Requirement A – Write out the passage of the post on Oracle vs Google starting with "The case is" and going on through "bit that's interesting.".

ORCL vs GOOG: the $9 billion API

What's this? Two posts about the legal intricacies of copyright in the space of a fortnight? Before you unsubscribe from this definitely-not-a-law-blog, please read on because the case of Oracle America, Inc vs Google, Inc is no ordinary copyright fight. For a start, the damages sought by Oracle in this case [edit: could] exceed $9 billion. And if they win, all hell is going to break loose.

The case is interesting for some other reasons besides the money and the hell breaking loose thing. I'm mostly interested in it because it's about open source software. Specifically, it's about Android, Google's open source mobile operating system. The claim is that the developers of Android copied 37 application programming interfaces, or APIs, from the Java software environment that Sun released in 1995 and Oracle acquired in its $7.4 billion acquisition of Sun in 2010. There were also claims that they copied specific code, not just the interface the code presents to the user, but it's the API bit that's interesting.

Provided material –
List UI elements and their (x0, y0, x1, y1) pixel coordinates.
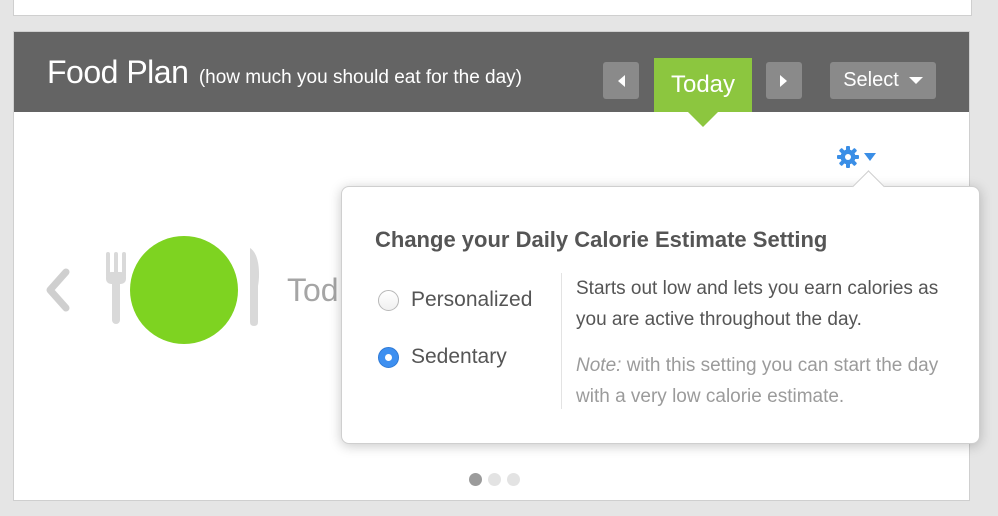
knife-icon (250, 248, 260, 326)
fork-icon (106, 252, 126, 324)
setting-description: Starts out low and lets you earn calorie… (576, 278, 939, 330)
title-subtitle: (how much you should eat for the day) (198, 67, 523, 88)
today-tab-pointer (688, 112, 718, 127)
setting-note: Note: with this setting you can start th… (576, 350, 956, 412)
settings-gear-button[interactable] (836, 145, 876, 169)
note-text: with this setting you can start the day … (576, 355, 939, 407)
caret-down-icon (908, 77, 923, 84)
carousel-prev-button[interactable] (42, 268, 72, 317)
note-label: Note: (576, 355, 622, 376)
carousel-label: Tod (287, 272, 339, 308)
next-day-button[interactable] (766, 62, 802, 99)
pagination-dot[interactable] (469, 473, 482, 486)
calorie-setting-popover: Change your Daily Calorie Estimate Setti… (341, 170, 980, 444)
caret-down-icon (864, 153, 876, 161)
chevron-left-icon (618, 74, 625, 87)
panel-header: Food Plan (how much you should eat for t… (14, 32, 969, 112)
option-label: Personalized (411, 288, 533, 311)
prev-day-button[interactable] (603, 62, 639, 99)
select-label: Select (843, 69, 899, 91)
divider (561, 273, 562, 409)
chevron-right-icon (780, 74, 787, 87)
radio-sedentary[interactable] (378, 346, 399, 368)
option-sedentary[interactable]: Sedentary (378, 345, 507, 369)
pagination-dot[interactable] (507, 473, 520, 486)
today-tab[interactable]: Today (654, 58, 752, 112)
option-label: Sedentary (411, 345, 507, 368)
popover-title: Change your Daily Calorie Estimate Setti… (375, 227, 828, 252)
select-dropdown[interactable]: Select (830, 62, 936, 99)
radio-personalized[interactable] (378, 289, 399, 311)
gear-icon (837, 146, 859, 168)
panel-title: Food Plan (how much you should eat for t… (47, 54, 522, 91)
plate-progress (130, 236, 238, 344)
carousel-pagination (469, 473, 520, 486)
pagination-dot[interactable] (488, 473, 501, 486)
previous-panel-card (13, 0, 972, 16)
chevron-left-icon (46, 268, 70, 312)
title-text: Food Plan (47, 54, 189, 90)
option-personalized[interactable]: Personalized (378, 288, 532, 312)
---
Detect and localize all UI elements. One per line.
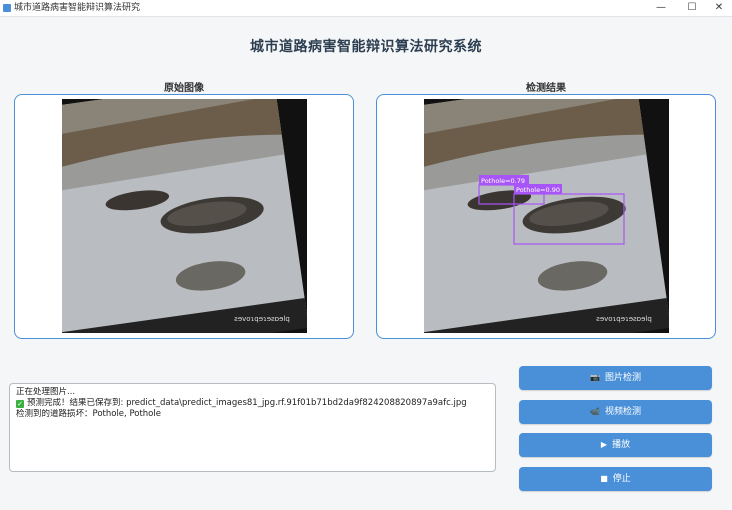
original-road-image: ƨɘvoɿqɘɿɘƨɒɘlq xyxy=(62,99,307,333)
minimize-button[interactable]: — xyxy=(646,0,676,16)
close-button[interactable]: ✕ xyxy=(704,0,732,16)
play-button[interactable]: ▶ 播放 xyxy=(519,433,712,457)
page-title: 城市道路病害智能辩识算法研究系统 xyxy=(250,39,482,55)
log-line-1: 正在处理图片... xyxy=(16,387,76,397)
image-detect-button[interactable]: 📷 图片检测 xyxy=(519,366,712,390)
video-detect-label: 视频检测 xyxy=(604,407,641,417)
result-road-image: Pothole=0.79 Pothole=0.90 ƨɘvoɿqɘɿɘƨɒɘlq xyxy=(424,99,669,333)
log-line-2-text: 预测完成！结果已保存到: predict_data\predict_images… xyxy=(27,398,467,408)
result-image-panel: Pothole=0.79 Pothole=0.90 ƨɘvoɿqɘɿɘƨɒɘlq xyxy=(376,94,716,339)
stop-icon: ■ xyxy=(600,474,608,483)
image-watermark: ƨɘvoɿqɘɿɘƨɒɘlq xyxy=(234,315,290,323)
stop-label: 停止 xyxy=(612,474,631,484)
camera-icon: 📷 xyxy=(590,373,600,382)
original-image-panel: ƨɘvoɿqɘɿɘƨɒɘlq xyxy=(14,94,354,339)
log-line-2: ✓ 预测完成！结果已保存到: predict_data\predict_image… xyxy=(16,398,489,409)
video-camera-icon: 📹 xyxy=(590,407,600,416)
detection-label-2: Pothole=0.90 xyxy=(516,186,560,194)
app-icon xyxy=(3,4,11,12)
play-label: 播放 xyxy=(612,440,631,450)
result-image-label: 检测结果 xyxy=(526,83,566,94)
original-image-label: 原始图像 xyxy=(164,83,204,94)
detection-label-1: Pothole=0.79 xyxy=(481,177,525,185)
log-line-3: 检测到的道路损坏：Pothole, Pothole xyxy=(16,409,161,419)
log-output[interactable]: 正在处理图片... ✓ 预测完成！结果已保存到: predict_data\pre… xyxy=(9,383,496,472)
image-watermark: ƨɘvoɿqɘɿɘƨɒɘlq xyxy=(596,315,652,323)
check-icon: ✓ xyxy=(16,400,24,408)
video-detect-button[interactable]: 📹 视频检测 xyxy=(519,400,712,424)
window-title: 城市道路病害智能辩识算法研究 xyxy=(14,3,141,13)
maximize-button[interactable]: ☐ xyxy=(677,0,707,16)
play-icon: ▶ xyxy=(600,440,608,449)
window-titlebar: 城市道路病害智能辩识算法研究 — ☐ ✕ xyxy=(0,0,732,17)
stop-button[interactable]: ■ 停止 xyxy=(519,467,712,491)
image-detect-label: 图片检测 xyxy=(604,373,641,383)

Requirement B – In the listing, rewrite the lines starting with the line with "original-road-image: ƨɘvoɿqɘɿɘƨɒɘlq xyxy=(62,99,307,333)" and going on through the line with "image-watermark: ƨɘvoɿqɘɿɘƨɒɘlq xyxy=(234,315,290,323)", changing "Pothole" to "Crack" and leaving everything else as it is. Return only those lines.

Task output A –
The case is interesting for some other reasons besides the money and the hell breaking loose thing. I'm mostly interested in it because it's about open source software. Specifically, it's about Android, Google's open source mobile operating system. The claim is that the developers of Android copied 37 application programming interfaces, or APIs, from the Java software environment that Sun released in 1995 and Oracle acquired in its $7.4 billion acquisition of Sun in 2010. There were also claims that they copied specific code, not just the interface the code presents to the user, but it's the API bit that's interesting.

Task output B –
original-road-image: ƨɘvoɿqɘɿɘƨɒɘlq xyxy=(62,99,307,333)
minimize-button[interactable]: — xyxy=(646,0,676,16)
close-button[interactable]: ✕ xyxy=(704,0,732,16)
play-button[interactable]: ▶ 播放 xyxy=(519,433,712,457)
page-title: 城市道路病害智能辩识算法研究系统 xyxy=(250,39,482,55)
log-line-1: 正在处理图片... xyxy=(16,387,76,397)
image-detect-button[interactable]: 📷 图片检测 xyxy=(519,366,712,390)
video-detect-label: 视频检测 xyxy=(604,407,641,417)
result-road-image: Crack=0.79 Crack=0.90 ƨɘvoɿqɘɿɘƨɒɘlq xyxy=(424,99,669,333)
log-line-2-text: 预测完成！结果已保存到: predict_data\predict_images… xyxy=(27,398,467,408)
result-image-panel: Crack=0.79 Crack=0.90 ƨɘvoɿqɘɿɘƨɒɘlq xyxy=(376,94,716,339)
stop-icon: ■ xyxy=(600,474,608,483)
image-watermark: ƨɘvoɿqɘɿɘƨɒɘlq xyxy=(234,315,290,323)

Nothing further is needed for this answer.